-------- ページ抜粋 --------

令和8年・令和9年に向けた最新法改正情報
不動産登記と譲渡担保制度が大きく変わります
そんな声が増えている今、令和8年から9年にかけて不動産登記制度と担保法制に大きな転換が訪れます。 司法書士実務・不動産取引・企業経営に直結する3つの主要改正を、実務の観点からわかりやすく整理します。
概 改正の背景と全体像
近年、所有者不明土地問題への対応や経済活動の活性化を目的として、不動産登記制度・担保法制の見直しが急速に進んでいます。令和8年から令和9年にかけては、登記実務や企業活動に大きな影響を与える法改正が相次いで施行される予定です。
1 職権による住所等変更登記制度(スマート変更登記)の開始
令和8年4月1日から、不動産登記制度において大きな転換点となる「職権による住所等変更登記制度」がスタートしました。
これまでの課題
これまで不動産所有者が引越しや婚姻などによって住所・氏名を変更した場合、変更登記は所有者自身が申請しなければなりませんでした。しかし、変更登記が行われないまま長期間放置されるケースが多く、これが所有者不明土地問題の一因となっていました。
新制度の仕組み
不動産所有者があらかじめ法務局へ氏名・生年月日・メールアドレスなどの「検索用情報」を申し出ることで、法務局が住民基本台帳ネットワークシステム等を活用して住所変更を把握し、所有者本人の確認を経た上で職権による変更登記を実施できるようになります。

-------- 対象データ --------

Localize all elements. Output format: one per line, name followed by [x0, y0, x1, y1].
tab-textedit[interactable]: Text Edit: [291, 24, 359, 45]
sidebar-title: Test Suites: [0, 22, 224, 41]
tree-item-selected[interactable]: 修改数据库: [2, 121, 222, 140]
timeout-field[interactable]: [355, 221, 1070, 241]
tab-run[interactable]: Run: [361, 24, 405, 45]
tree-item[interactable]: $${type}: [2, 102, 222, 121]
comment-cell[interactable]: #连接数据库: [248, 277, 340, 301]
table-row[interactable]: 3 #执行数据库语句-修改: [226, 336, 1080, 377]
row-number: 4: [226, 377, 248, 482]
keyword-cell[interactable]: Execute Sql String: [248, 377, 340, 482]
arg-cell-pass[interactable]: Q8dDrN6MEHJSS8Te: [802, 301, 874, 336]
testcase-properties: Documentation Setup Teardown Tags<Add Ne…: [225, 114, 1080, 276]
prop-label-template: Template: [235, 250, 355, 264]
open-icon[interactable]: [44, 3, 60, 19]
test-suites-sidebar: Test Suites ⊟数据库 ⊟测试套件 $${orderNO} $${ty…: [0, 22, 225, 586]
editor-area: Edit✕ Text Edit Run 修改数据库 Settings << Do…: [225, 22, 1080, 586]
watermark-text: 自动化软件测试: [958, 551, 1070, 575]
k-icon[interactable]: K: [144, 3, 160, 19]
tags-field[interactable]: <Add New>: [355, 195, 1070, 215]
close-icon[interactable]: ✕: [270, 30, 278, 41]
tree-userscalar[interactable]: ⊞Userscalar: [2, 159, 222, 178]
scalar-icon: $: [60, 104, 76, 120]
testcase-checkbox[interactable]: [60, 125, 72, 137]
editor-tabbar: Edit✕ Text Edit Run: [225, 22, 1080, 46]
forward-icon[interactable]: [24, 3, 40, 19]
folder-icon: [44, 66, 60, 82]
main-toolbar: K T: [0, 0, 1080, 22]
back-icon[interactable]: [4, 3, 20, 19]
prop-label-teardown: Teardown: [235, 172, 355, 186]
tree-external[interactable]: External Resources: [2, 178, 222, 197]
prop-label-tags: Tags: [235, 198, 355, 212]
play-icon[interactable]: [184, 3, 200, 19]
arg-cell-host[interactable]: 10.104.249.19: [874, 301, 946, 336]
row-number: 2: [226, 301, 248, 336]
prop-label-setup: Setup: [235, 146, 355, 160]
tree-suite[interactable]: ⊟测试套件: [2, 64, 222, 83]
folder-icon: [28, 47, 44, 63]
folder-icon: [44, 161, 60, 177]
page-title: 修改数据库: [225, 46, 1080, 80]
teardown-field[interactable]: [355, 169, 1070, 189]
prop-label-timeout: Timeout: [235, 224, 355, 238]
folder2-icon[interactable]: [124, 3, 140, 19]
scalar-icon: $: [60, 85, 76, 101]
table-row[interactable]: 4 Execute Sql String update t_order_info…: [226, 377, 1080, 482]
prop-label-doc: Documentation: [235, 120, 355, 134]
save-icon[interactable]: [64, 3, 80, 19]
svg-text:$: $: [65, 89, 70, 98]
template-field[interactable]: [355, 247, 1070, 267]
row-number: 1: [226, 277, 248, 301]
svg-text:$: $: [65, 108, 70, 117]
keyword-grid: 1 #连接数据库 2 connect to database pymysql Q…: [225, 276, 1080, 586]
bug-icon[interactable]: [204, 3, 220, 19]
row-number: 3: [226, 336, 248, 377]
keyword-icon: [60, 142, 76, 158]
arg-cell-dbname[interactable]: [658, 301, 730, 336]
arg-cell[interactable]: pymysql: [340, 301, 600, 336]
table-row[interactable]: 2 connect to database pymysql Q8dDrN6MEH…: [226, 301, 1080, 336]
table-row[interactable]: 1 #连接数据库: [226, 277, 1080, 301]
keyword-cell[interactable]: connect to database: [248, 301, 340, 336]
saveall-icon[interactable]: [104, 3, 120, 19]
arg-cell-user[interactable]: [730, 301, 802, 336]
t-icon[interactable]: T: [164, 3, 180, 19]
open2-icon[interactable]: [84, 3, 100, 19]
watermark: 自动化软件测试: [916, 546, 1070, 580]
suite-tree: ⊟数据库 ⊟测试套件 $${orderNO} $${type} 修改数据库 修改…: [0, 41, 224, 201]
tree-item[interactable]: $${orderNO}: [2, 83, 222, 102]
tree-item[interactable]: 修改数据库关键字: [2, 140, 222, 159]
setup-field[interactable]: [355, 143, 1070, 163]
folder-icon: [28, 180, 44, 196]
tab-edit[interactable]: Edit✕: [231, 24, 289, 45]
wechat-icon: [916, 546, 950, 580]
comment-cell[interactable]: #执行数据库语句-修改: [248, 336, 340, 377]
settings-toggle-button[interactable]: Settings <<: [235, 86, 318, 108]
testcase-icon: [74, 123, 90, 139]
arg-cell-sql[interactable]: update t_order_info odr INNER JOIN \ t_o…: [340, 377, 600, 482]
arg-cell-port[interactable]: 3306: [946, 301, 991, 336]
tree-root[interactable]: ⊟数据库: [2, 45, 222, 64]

--------

[取り組む課題]:
1 – ページ抜粋のうち、「概 改正の背景と全体像」から始まり「を実施できるようになります。」で終わる部分を、「法務局」を「登記所」に改めて書き直しなさい。
2 – ページ抜粋で「これまで不動産所有者が」で始まる段落を、主な事実を残して箇条書きにまとめなさい。

[各課題の解答]:
1 –
概 改正の背景と全体像
近年、所有者不明土地問題への対応や経済活動の活性化を目的として、不動産登記制度・担保法制の見直しが急速に進んでいます。令和8年から令和9年にかけては、登記実務や企業活動に大きな影響を与える法改正が相次いで施行される予定です。
1 職権による住所等変更登記制度(スマート変更登記)の開始
令和8年4月1日から、不動産登記制度において大きな転換点となる「職権による住所等変更登記制度」がスタートしました。
これまでの課題
これまで不動産所有者が引越しや婚姻などによって住所・氏名を変更した場合、変更登記は所有者自身が申請しなければなりませんでした。しかし、変更登記が行われないまま長期間放置されるケースが多く、これが所有者不明土地問題の一因となっていました。
新制度の仕組み
不動産所有者があらかじめ登記所へ氏名・生年月日・メールアドレスなどの「検索用情報」を申し出ることで、登記所が住民基本台帳ネットワークシステム等を活用して住所変更を把握し、所有者本人の確認を経た上で職権による変更登記を実施できるようになります。

2 –
・引越しや婚姻などで住所・氏名が変わった場合、変更登記は所有者自身が申請しなければならなかった。
・変更登記がされないまま長期間放置されるケースが多かった。
・これが所有者不明土地問題の一因となっていた。